_WORK TO BE COMPLETED:_ Gather all lines containing the string "أخرى" and copy them out.

Saved entries:
········

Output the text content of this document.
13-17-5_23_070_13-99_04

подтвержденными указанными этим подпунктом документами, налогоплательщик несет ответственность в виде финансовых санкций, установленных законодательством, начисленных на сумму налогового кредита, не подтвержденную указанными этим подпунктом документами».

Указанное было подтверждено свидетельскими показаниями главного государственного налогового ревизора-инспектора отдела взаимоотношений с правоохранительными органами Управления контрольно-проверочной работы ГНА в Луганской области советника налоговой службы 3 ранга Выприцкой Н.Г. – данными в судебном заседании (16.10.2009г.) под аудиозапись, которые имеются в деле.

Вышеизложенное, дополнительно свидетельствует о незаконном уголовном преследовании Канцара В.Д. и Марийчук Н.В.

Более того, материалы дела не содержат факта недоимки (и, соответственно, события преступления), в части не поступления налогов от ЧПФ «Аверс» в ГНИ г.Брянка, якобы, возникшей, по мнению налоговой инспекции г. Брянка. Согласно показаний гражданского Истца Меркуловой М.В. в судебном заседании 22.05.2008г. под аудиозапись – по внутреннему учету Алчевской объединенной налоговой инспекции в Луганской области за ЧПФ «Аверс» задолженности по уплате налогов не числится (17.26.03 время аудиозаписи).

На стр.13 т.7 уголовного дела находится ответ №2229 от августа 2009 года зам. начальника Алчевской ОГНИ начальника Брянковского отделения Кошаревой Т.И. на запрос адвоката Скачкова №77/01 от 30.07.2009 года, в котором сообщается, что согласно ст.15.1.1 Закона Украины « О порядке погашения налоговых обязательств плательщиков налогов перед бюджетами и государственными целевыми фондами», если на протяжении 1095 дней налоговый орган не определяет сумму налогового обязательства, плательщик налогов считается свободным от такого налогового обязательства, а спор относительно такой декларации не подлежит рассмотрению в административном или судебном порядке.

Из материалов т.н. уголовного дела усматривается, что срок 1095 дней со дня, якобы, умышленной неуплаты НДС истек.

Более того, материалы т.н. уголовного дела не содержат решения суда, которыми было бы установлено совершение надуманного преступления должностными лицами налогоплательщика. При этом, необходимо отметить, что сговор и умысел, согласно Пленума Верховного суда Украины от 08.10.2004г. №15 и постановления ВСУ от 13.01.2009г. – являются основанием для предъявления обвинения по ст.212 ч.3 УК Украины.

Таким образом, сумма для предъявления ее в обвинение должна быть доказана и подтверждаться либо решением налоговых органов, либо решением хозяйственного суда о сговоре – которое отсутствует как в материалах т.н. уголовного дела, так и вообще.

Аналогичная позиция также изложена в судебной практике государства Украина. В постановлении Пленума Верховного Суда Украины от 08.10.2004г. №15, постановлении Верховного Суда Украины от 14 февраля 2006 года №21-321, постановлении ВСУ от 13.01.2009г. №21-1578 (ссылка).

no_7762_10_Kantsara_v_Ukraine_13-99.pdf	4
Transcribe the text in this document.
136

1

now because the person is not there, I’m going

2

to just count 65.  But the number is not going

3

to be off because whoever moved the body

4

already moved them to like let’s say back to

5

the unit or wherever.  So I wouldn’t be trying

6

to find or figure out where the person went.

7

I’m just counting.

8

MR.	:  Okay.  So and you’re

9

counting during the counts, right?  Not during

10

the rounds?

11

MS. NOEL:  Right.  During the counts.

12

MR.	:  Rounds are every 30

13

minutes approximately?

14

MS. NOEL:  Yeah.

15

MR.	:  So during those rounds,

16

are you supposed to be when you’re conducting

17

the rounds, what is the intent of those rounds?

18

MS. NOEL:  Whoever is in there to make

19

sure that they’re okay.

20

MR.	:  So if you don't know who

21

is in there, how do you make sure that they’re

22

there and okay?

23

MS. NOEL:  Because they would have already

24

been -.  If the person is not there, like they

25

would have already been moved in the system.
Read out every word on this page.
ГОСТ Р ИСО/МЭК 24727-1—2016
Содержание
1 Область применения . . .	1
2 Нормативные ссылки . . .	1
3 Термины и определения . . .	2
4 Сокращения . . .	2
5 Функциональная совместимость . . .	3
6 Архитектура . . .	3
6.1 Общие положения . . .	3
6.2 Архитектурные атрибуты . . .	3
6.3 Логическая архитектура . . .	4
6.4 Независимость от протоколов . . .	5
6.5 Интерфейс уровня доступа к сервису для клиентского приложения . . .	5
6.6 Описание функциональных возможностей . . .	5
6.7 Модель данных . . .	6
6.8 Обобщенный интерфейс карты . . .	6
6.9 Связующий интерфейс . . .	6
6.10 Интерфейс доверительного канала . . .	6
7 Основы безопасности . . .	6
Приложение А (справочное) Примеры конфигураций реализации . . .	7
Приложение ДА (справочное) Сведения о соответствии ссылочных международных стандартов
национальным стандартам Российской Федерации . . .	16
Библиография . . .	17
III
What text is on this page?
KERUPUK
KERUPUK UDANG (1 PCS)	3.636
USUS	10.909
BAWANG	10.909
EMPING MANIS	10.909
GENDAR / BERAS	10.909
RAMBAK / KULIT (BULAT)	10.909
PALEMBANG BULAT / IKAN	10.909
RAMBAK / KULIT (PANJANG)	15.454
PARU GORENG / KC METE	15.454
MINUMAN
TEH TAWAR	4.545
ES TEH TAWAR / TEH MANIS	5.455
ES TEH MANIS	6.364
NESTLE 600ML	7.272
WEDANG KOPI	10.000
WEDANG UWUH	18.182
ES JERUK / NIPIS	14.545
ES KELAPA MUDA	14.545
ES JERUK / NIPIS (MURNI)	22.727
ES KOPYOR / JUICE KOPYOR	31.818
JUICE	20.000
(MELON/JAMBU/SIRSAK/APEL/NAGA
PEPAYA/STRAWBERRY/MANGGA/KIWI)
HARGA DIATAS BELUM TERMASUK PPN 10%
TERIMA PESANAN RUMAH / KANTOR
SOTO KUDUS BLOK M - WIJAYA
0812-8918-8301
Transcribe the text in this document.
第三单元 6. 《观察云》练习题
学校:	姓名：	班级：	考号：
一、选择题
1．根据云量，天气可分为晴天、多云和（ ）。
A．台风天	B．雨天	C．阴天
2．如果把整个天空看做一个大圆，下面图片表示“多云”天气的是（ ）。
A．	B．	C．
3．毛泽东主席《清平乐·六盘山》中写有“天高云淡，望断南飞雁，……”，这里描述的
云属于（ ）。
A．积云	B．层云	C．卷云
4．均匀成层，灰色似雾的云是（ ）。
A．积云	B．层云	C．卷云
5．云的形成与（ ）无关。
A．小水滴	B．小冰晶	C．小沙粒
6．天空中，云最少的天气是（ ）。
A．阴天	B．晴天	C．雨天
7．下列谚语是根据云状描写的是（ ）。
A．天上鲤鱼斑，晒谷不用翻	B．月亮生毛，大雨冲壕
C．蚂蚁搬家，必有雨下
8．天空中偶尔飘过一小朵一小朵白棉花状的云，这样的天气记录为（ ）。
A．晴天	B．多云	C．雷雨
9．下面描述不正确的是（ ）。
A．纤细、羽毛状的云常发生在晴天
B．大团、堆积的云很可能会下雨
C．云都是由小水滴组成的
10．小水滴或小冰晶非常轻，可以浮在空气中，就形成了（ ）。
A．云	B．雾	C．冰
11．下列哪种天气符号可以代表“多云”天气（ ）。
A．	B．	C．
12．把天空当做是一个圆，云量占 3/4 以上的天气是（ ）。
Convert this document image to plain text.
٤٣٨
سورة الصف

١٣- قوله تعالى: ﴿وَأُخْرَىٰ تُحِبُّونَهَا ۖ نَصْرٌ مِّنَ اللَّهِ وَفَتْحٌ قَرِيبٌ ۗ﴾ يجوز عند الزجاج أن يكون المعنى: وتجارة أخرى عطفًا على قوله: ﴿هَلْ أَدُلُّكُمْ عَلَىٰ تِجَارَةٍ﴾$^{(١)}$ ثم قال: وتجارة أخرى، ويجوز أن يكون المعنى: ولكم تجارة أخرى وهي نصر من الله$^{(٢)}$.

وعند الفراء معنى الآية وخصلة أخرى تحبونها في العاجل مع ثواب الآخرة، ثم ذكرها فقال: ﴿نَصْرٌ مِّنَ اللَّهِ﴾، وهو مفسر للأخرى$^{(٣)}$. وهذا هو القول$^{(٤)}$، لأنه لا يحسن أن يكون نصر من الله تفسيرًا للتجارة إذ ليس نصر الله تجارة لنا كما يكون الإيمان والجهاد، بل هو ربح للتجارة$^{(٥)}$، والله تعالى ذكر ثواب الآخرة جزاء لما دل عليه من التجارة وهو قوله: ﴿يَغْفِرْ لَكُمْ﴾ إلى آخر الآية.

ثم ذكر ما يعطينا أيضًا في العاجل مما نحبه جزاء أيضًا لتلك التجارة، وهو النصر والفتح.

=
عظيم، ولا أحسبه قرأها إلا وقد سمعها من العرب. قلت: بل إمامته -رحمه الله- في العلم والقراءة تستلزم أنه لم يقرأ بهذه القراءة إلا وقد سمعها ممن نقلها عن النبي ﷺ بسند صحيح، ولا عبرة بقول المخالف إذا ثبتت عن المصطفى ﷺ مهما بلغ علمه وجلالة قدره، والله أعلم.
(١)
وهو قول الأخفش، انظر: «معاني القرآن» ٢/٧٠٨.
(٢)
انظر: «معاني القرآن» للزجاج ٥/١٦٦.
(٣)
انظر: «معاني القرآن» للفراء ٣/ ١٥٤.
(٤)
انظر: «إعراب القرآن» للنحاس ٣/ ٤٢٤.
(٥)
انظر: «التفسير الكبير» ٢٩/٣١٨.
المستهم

········

_OUTPUT:_
١٣- قوله تعالى: ﴿وَأُخْرَىٰ تُحِبُّونَهَا ۖ نَصْرٌ مِّنَ اللَّهِ وَفَتْحٌ قَرِيبٌ ۗ﴾ يجوز عند الزجاج أن يكون المعنى: وتجارة أخرى عطفًا على قوله: ﴿هَلْ أَدُلُّكُمْ عَلَىٰ تِجَارَةٍ﴾$^{(١)}$ ثم قال: وتجارة أخرى، ويجوز أن يكون المعنى: ولكم تجارة أخرى وهي نصر من الله$^{(٢)}$.
وعند الفراء معنى الآية وخصلة أخرى تحبونها في العاجل مع ثواب الآخرة، ثم ذكرها فقال: ﴿نَصْرٌ مِّنَ اللَّهِ﴾، وهو مفسر للأخرى$^{(٣)}$. وهذا هو القول$^{(٤)}$، لأنه لا يحسن أن يكون نصر من الله تفسيرًا للتجارة إذ ليس نصر الله تجارة لنا كما يكون الإيمان والجهاد، بل هو ربح للتجارة$^{(٥)}$، والله تعالى ذكر ثواب الآخرة جزاء لما دل عليه من التجارة وهو قوله: ﴿يَغْفِرْ لَكُمْ﴾ إلى آخر الآية.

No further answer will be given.